- **Given exercise**
From the entries that follow, pick out all lines holding "page".

- **Provided information**
┌──

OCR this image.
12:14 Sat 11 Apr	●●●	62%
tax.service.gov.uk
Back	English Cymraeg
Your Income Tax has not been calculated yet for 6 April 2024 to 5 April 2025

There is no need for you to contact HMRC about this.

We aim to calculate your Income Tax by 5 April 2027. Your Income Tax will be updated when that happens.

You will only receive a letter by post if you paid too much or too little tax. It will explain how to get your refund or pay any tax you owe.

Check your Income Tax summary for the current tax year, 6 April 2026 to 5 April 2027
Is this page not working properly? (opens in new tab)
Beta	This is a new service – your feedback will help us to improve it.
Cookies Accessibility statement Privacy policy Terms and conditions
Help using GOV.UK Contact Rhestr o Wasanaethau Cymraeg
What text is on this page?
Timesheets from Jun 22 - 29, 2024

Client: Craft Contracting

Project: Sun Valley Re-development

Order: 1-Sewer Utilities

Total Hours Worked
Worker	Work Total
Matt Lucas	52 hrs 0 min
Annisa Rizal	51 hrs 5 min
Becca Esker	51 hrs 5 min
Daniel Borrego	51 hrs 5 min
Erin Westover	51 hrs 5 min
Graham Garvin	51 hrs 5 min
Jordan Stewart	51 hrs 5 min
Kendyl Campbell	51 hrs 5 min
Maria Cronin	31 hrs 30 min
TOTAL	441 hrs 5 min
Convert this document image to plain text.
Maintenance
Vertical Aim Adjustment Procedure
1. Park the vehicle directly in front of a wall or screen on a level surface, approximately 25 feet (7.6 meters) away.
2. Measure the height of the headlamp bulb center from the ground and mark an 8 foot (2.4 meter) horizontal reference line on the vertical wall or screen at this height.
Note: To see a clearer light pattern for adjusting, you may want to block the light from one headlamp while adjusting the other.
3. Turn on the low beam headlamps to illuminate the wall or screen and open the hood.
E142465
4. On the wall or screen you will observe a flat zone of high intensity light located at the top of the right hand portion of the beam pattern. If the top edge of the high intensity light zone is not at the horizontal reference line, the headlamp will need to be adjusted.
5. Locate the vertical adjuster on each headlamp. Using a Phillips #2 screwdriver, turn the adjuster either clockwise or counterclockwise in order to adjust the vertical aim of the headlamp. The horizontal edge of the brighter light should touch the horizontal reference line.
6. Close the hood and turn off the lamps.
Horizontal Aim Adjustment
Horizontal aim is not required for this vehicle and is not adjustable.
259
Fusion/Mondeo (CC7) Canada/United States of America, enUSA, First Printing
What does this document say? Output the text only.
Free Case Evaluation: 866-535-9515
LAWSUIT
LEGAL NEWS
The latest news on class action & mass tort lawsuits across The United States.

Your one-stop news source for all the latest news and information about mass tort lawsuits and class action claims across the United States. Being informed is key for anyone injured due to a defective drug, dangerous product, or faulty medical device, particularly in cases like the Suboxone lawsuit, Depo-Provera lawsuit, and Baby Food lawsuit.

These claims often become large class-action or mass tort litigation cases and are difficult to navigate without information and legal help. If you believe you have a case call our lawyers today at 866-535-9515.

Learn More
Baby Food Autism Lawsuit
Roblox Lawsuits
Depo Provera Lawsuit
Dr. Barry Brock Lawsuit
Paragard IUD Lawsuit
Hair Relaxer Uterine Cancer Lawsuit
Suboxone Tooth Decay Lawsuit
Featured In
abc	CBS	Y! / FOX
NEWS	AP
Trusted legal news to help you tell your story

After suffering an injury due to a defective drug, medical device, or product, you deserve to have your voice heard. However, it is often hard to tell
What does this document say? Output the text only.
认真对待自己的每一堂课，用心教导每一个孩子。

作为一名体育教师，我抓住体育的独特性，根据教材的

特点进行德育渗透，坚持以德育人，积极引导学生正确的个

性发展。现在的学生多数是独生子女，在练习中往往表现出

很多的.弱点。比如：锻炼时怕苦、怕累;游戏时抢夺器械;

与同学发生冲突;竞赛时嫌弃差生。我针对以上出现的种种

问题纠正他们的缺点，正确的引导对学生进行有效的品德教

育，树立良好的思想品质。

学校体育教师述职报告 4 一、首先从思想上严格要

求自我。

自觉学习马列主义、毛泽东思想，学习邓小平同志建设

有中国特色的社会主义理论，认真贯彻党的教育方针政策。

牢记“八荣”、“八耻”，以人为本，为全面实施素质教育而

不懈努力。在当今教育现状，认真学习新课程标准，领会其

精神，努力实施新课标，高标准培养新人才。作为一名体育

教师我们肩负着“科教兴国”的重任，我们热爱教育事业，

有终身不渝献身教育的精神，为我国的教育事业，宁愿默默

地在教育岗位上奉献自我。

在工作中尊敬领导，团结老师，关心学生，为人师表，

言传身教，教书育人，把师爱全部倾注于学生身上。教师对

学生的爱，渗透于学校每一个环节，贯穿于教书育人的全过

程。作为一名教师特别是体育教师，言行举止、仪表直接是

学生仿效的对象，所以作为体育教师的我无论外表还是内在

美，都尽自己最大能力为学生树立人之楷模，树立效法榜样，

└──

- **Full answer**
Is this page not working properly? (opens in new tab)
What text is on this page?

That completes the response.